THE REQUEST ::
Repeat the rows below verbatim, starting with the line that contains "Patent image size: (1395, 816)." and going on through the line that contains "The cover element 1 is at (783, 265).".

Stored items:
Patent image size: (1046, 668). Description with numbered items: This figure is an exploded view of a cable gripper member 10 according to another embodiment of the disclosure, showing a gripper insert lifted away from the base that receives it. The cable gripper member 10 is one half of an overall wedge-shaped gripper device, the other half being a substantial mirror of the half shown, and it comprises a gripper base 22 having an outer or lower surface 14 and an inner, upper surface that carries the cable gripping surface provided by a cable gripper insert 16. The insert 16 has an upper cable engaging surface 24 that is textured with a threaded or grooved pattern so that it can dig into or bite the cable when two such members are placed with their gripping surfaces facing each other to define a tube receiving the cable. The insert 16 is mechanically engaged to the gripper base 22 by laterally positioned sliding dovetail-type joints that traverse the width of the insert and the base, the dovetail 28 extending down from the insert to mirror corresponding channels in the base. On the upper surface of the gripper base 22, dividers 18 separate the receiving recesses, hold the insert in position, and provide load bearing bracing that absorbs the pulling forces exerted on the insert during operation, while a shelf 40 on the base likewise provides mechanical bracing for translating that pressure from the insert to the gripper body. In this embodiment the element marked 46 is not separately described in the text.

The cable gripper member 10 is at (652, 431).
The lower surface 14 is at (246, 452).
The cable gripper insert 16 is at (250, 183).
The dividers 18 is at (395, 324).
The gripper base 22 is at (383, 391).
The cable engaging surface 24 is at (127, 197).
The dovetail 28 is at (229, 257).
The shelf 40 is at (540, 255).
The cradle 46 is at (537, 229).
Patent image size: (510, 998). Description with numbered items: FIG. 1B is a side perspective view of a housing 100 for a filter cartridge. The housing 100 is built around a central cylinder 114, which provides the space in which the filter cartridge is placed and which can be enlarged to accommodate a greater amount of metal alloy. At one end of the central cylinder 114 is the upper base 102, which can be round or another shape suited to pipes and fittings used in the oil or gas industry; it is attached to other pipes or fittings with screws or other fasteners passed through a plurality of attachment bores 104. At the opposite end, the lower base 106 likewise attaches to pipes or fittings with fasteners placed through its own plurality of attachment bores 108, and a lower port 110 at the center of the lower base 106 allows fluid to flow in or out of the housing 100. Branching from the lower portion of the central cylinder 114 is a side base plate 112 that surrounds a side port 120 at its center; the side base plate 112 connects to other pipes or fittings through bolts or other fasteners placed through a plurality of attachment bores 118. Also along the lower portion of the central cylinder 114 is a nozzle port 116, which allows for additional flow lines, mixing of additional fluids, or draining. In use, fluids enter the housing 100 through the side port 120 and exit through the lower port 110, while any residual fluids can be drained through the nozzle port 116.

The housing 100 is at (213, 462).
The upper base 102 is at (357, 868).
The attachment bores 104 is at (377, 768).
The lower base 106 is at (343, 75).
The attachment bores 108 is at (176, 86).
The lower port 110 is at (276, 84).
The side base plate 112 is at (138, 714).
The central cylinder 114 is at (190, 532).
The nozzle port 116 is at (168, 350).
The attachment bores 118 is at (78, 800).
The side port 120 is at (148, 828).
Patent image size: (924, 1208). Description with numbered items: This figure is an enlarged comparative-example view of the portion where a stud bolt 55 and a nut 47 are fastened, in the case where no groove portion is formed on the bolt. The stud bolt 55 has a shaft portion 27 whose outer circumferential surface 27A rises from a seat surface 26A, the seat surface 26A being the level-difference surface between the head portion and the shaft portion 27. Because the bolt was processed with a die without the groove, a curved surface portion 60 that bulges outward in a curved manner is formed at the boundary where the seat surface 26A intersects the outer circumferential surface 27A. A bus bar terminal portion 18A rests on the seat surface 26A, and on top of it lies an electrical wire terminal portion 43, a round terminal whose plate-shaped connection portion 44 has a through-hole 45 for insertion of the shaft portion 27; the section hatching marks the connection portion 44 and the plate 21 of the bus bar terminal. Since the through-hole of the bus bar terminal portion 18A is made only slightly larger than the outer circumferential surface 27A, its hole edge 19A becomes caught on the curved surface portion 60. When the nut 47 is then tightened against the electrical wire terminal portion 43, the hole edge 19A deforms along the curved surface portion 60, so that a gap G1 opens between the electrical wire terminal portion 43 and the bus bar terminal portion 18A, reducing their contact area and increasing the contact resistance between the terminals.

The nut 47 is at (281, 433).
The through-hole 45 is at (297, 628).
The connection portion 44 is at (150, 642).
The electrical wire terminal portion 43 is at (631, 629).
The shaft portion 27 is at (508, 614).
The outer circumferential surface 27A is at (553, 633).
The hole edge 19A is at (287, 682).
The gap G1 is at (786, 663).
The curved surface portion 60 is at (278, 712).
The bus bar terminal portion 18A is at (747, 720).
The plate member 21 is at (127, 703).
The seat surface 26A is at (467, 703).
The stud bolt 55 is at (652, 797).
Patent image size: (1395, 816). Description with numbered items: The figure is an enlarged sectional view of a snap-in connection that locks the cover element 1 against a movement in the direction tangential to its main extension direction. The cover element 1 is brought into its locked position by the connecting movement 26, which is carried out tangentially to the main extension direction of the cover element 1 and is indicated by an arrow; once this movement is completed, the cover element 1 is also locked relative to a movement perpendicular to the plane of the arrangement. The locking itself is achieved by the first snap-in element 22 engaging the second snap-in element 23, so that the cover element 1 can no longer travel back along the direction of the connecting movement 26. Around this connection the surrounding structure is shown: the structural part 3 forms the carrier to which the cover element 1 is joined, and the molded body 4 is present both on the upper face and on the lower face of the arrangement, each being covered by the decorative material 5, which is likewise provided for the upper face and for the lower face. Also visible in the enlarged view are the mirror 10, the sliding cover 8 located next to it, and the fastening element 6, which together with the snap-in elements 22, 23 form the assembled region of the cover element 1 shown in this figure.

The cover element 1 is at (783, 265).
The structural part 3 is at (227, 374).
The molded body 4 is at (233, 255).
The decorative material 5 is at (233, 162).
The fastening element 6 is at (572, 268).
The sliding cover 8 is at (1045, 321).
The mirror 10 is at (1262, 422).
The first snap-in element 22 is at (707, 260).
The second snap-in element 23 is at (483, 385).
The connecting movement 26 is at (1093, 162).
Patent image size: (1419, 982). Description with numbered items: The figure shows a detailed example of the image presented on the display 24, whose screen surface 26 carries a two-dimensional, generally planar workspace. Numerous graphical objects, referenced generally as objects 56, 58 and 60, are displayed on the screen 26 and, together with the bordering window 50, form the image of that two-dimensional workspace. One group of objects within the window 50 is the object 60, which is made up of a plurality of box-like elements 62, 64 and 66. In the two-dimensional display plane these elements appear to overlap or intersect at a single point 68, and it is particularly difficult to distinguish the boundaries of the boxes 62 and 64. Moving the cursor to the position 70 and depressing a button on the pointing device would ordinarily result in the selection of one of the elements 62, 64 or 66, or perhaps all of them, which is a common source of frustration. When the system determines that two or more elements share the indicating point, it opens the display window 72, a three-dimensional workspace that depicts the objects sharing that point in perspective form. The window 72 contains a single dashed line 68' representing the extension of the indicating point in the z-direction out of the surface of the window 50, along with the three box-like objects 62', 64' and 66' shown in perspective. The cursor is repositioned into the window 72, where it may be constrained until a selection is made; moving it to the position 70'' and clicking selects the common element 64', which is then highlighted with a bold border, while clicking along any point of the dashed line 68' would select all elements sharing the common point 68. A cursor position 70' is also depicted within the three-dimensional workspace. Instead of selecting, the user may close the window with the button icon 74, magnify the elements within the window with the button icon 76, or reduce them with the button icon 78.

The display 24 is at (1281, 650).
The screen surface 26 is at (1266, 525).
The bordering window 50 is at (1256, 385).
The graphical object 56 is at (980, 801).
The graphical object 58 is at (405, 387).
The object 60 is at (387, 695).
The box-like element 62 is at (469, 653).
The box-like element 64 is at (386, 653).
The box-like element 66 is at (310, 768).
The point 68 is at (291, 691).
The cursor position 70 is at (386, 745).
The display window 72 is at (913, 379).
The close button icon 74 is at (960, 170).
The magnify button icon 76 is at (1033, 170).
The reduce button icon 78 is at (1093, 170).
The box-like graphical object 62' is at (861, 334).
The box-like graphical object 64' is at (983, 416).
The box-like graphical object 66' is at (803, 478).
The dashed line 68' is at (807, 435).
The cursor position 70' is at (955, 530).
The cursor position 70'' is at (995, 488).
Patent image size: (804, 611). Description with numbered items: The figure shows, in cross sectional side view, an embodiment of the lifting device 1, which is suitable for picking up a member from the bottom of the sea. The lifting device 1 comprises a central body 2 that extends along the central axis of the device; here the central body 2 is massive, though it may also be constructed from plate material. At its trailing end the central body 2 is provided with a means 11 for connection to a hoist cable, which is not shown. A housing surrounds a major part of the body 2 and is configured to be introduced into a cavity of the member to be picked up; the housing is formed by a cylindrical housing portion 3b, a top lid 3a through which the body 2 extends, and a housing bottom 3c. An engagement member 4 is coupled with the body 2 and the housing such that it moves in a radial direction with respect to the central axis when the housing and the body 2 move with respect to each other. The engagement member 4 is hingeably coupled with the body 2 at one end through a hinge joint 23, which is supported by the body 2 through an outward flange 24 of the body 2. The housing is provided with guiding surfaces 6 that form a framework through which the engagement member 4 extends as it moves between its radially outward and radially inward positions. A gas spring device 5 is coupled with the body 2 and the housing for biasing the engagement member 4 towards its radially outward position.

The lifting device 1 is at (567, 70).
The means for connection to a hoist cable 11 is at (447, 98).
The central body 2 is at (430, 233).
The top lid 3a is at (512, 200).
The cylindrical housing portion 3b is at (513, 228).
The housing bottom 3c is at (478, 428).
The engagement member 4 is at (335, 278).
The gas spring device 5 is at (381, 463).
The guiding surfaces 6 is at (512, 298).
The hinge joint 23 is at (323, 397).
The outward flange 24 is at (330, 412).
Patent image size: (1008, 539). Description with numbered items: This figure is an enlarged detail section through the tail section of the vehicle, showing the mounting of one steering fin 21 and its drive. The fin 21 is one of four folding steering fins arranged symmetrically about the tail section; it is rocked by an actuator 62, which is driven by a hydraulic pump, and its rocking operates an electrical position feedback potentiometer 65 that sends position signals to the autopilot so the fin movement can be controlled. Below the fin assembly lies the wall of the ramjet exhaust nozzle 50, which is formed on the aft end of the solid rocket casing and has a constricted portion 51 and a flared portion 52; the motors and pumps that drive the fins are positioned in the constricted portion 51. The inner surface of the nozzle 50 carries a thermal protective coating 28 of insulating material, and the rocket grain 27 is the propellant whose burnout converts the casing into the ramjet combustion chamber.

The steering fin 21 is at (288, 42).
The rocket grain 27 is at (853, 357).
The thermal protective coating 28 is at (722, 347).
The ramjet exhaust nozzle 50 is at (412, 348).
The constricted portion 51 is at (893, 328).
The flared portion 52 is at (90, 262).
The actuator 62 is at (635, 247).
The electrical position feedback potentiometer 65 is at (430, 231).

RIGHT ANSWER ::
Patent image size: (1395, 816). Description with numbered items: The figure is an enlarged sectional view of a snap-in connection that locks the cover element 1 against a movement in the direction tangential to its main extension direction. The cover element 1 is brought into its locked position by the connecting movement 26, which is carried out tangentially to the main extension direction of the cover element 1 and is indicated by an arrow; once this movement is completed, the cover element 1 is also locked relative to a movement perpendicular to the plane of the arrangement. The locking itself is achieved by the first snap-in element 22 engaging the second snap-in element 23, so that the cover element 1 can no longer travel back along the direction of the connecting movement 26. Around this connection the surrounding structure is shown: the structural part 3 forms the carrier to which the cover element 1 is joined, and the molded body 4 is present both on the upper face and on the lower face of the arrangement, each being covered by the decorative material 5, which is likewise provided for the upper face and for the lower face. Also visible in the enlarged view are the mirror 10, the sliding cover 8 located next to it, and the fastening element 6, which together with the snap-in elements 22, 23 form the assembled region of the cover element 1 shown in this figure.

The cover element 1 is at (783, 265).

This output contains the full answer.